+++ DATASET CONTENT +++

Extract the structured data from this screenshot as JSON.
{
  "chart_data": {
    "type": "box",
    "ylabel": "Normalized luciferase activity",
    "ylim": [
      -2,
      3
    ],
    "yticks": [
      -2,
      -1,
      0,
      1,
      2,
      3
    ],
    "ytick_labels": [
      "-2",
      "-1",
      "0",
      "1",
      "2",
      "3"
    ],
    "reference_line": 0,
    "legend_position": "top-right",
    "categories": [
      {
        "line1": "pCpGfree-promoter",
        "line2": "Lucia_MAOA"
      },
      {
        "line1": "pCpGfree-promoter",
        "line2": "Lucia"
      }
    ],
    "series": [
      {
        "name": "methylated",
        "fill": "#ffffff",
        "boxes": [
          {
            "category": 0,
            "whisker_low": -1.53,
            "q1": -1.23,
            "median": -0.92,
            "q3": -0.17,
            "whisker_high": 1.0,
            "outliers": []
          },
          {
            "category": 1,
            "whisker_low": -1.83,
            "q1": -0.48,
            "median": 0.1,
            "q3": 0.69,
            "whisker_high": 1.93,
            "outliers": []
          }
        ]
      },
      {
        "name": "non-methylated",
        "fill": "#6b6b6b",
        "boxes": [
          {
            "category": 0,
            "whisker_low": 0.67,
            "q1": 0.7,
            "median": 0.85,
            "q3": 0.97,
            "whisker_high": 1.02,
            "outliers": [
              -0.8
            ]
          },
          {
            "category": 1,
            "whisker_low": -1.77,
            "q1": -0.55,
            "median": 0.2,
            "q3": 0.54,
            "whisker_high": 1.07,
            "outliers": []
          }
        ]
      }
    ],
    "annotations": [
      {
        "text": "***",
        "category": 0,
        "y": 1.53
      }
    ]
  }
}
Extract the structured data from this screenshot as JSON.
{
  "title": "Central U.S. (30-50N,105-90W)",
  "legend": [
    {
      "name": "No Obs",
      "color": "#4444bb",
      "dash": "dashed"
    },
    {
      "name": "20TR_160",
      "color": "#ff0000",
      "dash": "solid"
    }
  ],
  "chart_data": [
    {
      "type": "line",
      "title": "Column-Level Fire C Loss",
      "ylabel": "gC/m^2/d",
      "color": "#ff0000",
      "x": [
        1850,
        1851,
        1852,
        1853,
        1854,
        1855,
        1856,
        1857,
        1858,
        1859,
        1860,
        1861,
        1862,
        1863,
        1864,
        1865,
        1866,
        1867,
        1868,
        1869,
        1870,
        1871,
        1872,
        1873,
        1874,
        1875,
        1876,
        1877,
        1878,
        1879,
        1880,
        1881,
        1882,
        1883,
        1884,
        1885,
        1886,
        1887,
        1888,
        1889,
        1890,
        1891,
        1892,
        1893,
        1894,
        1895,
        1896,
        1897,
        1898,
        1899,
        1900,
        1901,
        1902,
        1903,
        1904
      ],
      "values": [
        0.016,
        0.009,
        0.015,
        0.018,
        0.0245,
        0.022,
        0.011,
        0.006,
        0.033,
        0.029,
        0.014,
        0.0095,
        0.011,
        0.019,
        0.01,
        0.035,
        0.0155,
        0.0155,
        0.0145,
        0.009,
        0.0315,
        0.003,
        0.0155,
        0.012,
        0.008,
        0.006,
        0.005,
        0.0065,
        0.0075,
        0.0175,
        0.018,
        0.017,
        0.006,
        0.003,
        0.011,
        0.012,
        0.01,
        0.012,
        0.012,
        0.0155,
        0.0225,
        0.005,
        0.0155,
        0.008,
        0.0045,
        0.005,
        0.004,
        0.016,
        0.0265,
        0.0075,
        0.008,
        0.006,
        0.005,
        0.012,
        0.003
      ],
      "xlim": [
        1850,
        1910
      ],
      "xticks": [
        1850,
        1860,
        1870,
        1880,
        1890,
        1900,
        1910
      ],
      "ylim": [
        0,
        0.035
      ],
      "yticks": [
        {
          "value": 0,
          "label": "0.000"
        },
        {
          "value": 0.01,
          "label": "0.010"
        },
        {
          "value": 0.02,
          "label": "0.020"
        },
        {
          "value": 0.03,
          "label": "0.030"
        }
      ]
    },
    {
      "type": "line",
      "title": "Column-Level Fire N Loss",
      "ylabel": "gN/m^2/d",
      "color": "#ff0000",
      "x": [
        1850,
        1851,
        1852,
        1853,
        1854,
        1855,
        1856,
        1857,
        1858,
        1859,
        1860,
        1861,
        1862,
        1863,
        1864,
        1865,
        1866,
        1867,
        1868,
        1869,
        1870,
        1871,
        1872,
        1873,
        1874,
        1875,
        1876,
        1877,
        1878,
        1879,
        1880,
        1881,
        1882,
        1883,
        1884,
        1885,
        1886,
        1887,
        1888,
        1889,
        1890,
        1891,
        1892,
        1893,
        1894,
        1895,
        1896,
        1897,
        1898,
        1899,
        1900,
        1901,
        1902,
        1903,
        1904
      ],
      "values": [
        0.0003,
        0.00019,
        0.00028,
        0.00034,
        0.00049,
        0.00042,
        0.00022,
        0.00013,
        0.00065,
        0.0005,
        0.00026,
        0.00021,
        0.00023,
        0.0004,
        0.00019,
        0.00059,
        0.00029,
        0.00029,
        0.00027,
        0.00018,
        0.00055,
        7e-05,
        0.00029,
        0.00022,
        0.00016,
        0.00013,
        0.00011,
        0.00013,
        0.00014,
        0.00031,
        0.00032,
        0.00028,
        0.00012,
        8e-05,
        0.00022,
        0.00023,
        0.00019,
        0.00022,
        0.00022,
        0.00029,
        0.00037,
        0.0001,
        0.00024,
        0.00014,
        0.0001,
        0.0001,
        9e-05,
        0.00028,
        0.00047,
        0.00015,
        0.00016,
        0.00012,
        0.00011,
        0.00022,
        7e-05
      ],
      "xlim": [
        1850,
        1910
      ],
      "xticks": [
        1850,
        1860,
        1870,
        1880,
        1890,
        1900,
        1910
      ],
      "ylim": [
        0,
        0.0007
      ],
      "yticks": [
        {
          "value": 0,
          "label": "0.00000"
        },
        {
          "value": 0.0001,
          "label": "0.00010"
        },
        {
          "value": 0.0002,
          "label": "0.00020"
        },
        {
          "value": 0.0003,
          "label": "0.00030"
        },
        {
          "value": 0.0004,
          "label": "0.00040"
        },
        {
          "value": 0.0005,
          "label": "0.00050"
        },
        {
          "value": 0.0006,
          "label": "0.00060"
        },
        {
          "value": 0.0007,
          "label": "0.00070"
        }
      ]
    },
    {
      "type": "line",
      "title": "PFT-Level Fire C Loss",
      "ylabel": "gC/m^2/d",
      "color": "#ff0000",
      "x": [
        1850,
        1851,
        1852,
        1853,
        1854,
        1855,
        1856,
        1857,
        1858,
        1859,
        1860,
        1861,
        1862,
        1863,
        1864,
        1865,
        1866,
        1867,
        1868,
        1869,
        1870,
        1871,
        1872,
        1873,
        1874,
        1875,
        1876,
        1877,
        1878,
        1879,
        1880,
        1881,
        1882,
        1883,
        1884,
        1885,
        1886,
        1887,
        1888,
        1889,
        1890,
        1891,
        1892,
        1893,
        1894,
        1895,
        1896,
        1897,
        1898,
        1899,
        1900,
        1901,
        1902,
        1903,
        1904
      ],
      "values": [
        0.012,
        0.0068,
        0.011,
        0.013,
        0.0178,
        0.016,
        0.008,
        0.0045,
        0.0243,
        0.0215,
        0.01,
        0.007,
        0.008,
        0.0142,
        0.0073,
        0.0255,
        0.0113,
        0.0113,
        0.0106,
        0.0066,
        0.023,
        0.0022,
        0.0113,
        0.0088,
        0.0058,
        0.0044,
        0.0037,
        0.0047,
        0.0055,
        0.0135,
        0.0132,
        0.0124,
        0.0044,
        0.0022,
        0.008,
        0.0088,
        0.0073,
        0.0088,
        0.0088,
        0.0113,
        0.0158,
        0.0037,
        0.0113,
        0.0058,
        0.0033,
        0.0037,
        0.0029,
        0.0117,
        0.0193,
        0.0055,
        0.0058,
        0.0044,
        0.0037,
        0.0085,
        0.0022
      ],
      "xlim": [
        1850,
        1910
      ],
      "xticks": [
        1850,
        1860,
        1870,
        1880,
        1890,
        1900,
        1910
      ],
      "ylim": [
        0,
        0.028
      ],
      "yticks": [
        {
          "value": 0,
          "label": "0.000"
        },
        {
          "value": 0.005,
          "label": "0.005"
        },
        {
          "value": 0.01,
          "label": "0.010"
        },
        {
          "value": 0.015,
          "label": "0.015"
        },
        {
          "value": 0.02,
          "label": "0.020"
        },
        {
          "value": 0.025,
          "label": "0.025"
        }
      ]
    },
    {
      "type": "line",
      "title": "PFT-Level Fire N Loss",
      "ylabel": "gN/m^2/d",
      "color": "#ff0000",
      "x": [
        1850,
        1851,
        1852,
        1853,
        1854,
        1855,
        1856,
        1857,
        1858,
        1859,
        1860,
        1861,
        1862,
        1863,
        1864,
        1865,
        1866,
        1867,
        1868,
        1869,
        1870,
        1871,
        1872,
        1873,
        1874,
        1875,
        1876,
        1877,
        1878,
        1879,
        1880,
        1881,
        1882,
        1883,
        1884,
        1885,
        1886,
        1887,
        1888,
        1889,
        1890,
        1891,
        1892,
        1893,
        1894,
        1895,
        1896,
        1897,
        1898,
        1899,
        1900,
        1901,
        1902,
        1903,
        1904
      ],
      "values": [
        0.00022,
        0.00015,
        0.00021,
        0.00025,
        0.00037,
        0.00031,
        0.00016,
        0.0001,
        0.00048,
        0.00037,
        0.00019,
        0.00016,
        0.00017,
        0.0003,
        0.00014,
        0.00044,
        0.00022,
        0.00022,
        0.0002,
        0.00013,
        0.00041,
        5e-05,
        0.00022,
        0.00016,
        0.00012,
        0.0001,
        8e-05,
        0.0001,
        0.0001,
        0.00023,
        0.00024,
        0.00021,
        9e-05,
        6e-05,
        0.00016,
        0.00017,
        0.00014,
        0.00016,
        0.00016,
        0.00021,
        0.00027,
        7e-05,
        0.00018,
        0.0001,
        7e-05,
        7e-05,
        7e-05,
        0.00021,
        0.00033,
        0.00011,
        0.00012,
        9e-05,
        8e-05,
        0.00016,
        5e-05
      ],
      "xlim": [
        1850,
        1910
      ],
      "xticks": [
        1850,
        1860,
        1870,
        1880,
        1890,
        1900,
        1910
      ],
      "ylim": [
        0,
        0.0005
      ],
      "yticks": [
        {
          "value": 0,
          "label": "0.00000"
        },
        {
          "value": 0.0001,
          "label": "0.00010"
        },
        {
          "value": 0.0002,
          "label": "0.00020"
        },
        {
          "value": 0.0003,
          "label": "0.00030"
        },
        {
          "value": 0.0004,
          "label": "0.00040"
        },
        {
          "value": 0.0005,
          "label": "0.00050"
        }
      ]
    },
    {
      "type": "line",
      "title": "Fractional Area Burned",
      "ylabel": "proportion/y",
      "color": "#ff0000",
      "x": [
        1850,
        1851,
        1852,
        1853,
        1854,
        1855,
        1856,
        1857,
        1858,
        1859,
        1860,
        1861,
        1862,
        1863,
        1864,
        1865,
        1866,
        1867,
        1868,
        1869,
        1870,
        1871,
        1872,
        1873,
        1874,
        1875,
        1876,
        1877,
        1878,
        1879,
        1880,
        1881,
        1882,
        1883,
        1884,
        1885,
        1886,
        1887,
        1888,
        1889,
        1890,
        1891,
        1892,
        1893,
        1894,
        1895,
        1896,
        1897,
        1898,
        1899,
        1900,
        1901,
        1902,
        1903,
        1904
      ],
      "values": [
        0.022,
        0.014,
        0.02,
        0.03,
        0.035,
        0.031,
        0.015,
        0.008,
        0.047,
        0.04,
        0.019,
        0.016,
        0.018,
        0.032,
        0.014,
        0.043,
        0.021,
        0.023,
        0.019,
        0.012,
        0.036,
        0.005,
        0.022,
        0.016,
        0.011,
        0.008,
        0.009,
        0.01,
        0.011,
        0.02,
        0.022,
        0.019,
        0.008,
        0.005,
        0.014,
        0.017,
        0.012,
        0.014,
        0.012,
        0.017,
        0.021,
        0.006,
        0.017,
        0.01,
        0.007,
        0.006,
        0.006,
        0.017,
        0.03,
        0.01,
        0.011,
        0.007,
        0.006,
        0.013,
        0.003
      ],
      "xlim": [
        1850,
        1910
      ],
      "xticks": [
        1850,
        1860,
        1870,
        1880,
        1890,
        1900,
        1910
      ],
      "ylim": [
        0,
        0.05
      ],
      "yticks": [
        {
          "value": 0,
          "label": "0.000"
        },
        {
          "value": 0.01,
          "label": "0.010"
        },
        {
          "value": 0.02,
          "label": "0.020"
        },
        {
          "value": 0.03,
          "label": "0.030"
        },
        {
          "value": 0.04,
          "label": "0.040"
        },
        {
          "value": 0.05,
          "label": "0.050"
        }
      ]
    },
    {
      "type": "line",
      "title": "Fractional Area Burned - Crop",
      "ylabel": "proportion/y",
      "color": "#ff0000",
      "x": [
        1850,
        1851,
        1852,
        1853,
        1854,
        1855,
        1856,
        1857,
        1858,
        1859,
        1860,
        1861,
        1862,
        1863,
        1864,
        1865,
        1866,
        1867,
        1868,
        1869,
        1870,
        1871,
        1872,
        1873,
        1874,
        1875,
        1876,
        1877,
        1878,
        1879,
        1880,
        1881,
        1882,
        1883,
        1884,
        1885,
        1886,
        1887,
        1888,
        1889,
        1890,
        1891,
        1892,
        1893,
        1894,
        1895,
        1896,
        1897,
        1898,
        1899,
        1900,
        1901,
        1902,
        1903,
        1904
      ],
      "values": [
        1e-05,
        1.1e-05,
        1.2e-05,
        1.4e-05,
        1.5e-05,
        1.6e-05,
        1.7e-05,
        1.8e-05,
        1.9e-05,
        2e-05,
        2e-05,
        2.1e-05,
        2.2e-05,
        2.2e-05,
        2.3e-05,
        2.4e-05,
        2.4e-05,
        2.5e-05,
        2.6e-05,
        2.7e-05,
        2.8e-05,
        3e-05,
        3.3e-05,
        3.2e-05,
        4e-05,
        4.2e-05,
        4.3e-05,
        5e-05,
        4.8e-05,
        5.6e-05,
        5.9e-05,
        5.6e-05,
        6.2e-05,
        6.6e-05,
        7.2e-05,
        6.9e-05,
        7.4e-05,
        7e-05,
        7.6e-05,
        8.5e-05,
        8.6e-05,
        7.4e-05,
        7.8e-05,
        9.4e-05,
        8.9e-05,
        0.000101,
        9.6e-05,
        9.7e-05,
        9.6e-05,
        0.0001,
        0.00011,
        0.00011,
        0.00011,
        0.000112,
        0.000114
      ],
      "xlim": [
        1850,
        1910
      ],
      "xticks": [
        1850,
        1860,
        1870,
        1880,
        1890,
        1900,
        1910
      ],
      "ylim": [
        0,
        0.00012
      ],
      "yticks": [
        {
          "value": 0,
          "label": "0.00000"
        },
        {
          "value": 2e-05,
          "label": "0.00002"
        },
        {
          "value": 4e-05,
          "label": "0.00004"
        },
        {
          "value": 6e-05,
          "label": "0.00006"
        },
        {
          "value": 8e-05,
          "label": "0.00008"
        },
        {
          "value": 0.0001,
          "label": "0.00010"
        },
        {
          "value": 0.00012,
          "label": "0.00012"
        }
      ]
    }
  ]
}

+++

## WHAT IS NEEDED
Tell how many lines in the material above include the word "Level", giving the number only.

## EXERCISE ANSWER
4